**The exercise:** Identify the lines that contain the string "JSON", then copy each of them.
------ Available data
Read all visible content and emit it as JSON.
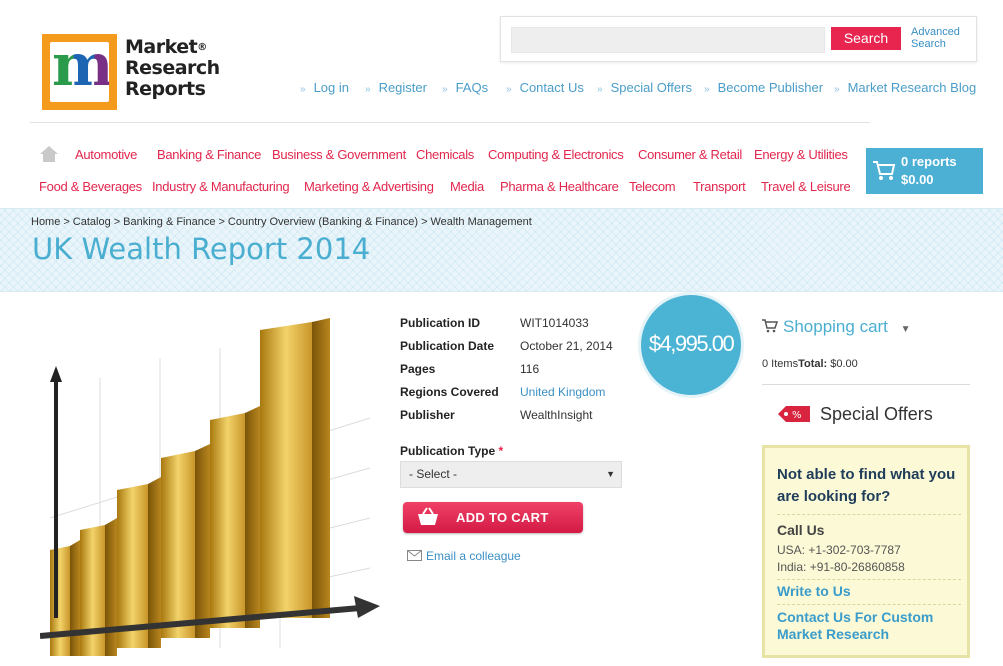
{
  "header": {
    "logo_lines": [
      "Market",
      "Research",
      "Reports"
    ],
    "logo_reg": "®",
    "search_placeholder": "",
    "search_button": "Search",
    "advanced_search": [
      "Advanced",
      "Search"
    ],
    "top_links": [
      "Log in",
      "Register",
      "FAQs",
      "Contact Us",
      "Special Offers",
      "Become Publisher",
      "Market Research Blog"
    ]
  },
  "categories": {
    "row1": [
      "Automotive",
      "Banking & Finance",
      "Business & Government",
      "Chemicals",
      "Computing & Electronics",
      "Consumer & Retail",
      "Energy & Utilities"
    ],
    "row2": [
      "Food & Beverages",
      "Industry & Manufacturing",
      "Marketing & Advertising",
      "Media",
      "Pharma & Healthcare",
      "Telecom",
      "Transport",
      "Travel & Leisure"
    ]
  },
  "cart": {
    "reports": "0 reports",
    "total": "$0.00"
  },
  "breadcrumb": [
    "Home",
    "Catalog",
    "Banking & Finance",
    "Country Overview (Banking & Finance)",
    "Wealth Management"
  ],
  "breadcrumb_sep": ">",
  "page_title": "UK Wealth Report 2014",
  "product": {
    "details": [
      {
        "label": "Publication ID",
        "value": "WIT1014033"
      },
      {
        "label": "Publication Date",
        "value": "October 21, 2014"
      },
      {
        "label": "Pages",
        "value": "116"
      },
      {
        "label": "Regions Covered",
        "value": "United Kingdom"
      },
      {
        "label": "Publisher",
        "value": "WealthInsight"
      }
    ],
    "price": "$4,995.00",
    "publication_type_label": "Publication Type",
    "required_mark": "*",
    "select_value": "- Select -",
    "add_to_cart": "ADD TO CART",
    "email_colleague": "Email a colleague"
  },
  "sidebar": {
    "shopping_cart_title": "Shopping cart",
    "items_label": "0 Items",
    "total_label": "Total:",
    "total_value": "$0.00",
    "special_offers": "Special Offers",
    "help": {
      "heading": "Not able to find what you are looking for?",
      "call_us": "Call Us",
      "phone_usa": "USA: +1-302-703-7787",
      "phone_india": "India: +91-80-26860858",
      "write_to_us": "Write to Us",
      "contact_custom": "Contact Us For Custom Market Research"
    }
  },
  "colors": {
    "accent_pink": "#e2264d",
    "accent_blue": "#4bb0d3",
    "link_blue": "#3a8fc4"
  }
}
------------
------ Available data
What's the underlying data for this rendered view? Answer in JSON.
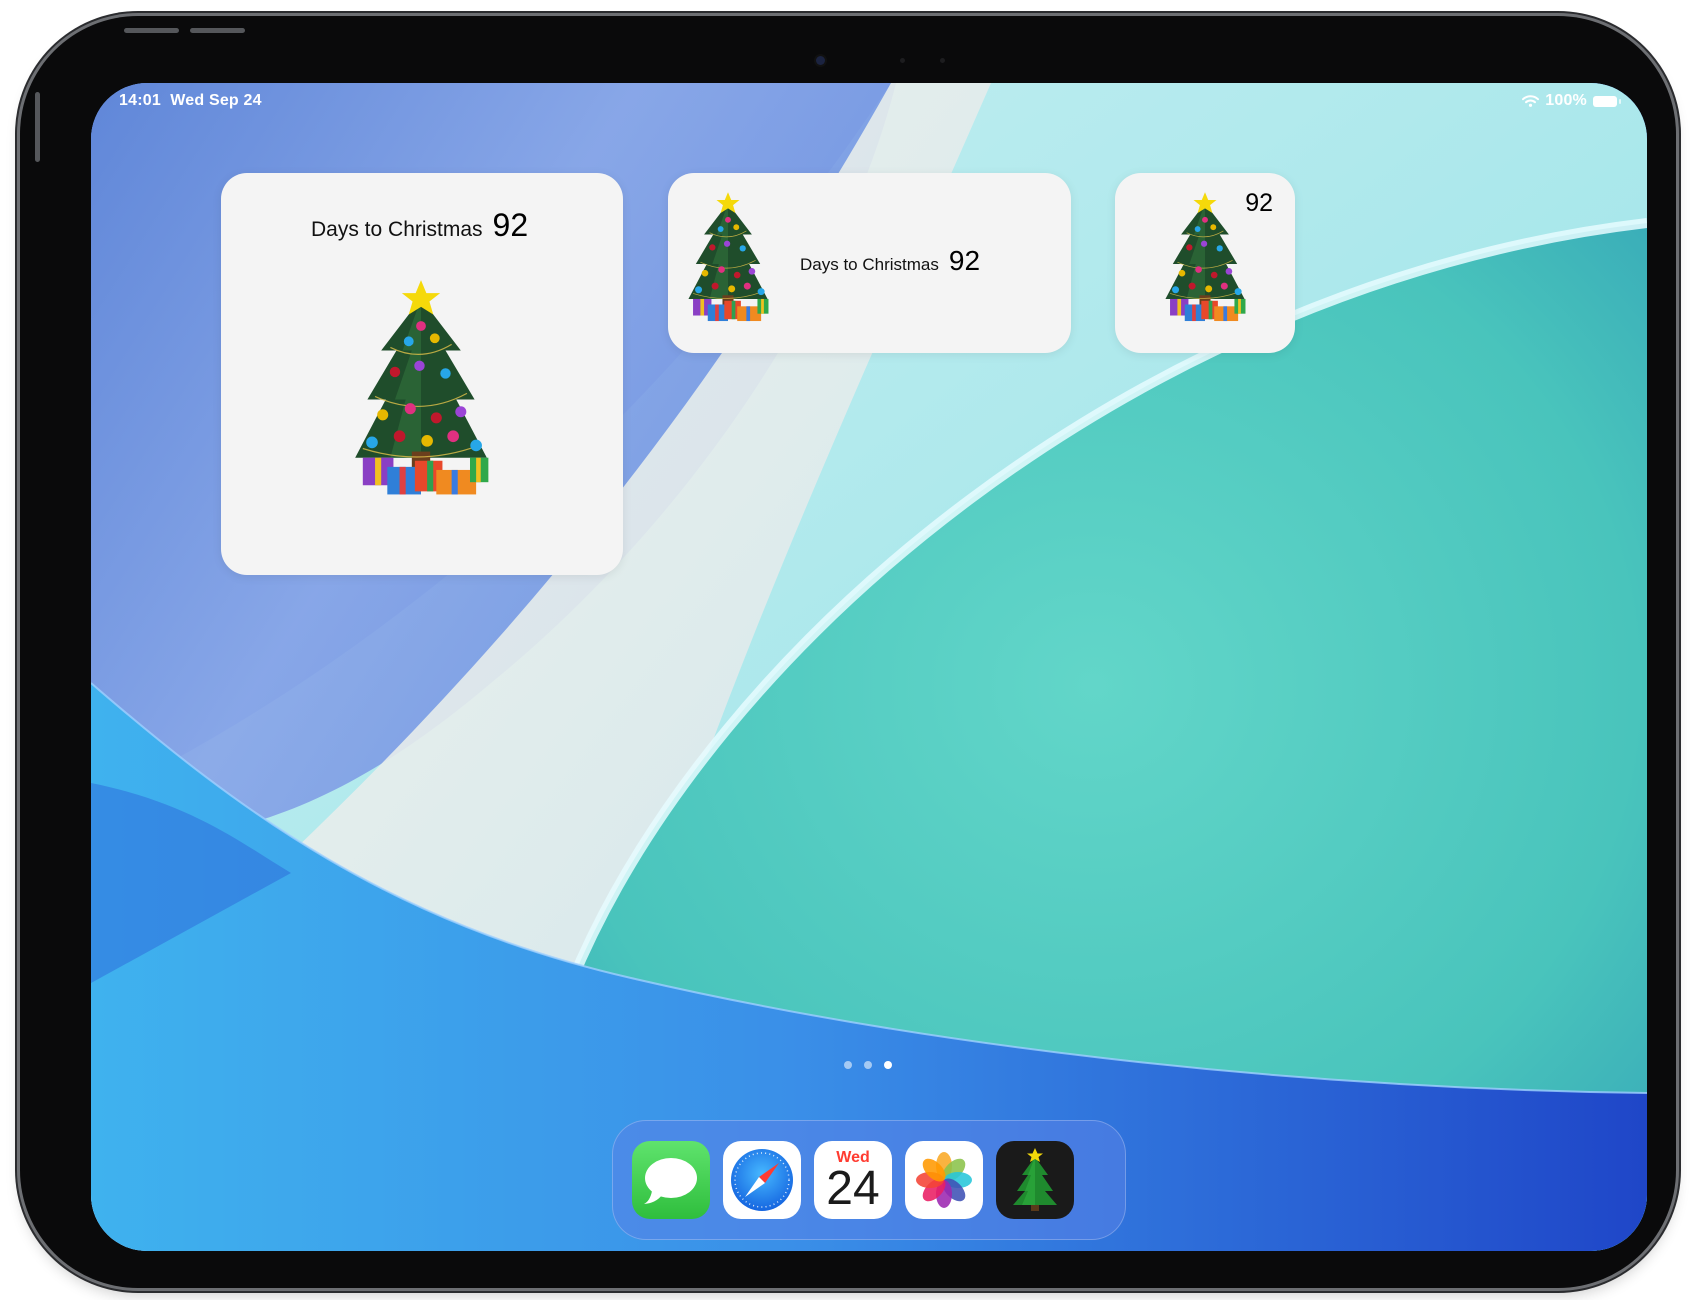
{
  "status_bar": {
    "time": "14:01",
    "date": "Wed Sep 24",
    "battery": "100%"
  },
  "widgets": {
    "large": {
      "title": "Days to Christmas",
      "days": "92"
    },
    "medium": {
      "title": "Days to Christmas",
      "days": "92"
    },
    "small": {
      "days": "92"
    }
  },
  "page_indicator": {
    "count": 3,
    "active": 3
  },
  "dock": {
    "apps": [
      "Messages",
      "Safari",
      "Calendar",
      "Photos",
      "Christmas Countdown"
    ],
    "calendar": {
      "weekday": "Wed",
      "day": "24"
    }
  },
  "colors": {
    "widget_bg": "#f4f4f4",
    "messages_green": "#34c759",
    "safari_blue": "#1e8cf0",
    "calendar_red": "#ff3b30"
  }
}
------------
**In response:**
Read all visible content and emit it as JSON.
What's the underlying data for this rendered view? Answer in JSON.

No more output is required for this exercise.